TASK TO CARRY OUT> Hunt for the word "title" across the entries below, copying each line that holds it.

(Data items)

────────

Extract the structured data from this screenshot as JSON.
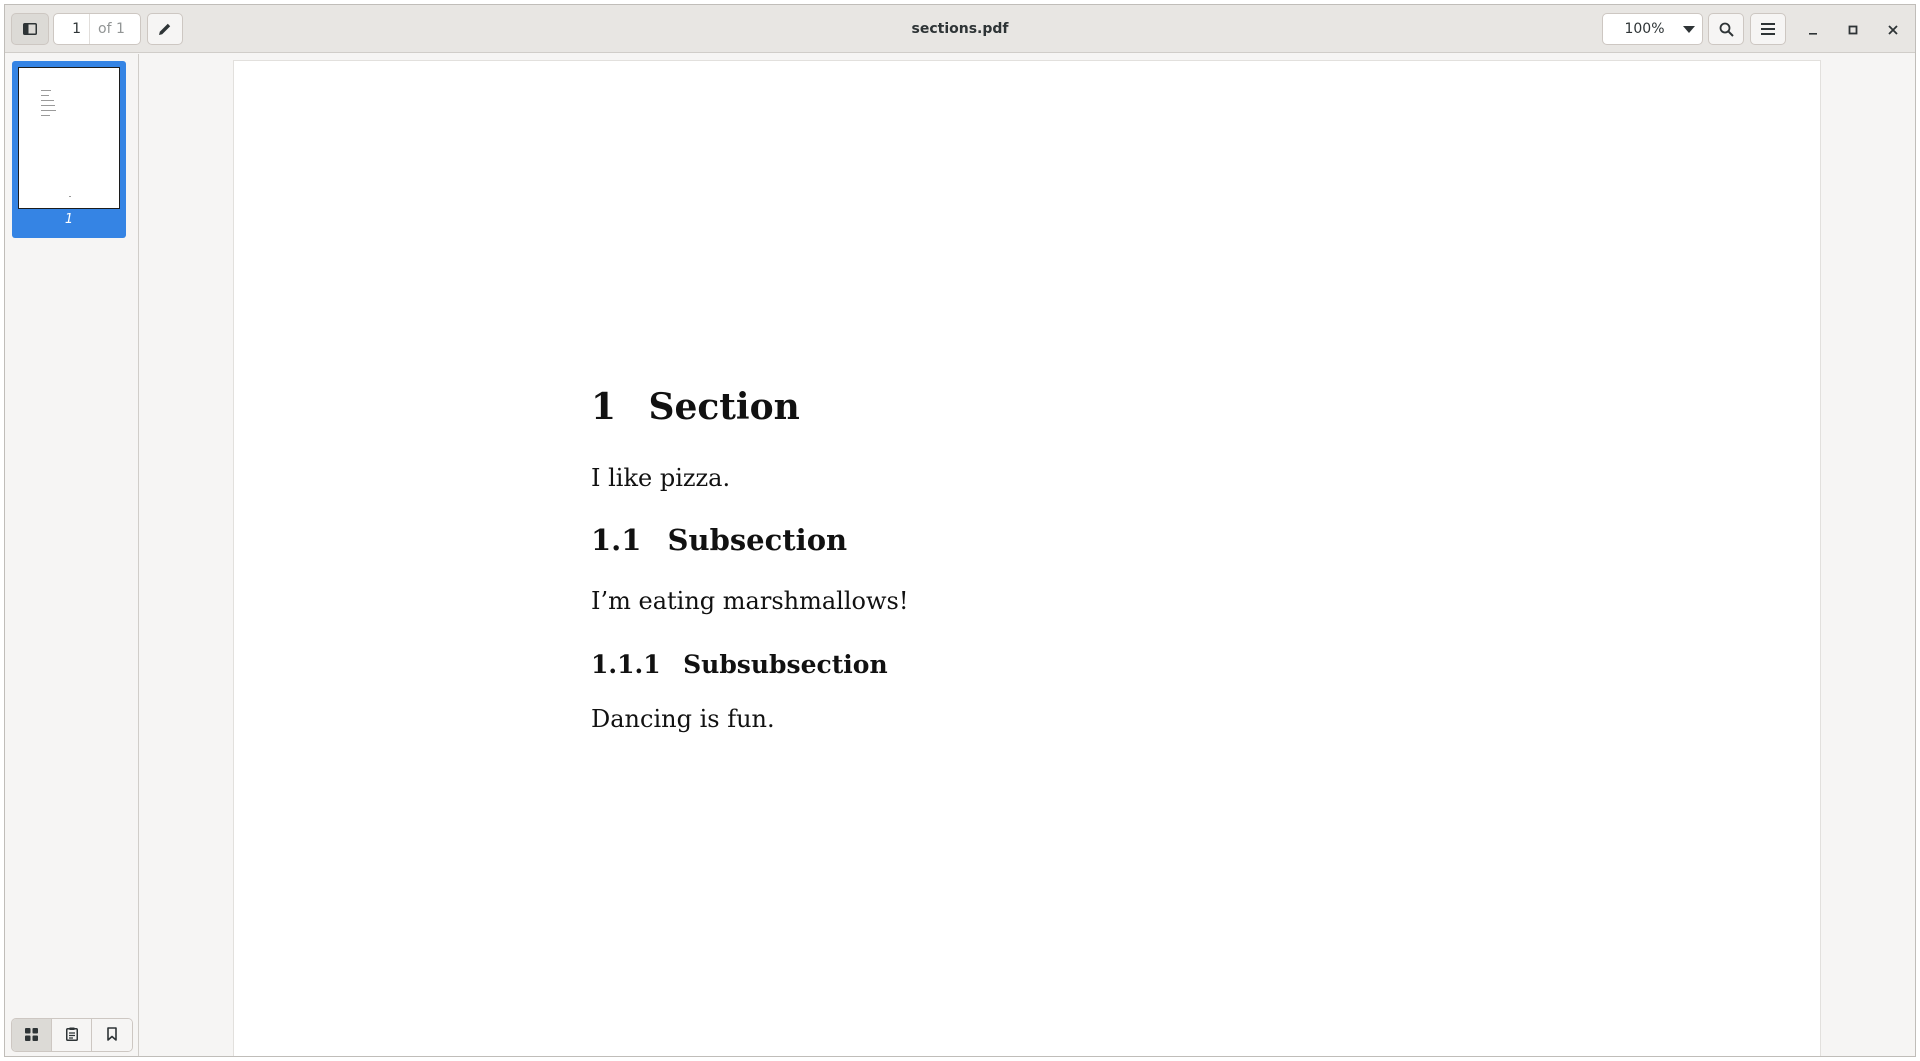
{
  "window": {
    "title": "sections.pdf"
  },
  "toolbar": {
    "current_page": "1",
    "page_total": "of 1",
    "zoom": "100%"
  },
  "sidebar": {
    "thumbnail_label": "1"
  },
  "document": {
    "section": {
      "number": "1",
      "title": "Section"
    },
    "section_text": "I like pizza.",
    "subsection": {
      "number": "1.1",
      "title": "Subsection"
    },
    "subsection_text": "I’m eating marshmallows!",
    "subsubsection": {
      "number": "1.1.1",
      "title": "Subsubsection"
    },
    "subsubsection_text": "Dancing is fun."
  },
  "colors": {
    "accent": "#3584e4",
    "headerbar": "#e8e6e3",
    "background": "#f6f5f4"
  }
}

────────

RESPONSE>
    "title": "sections.pdf"
      "title": "Section"
      "title": "Subsection"
      "title": "Subsubsection"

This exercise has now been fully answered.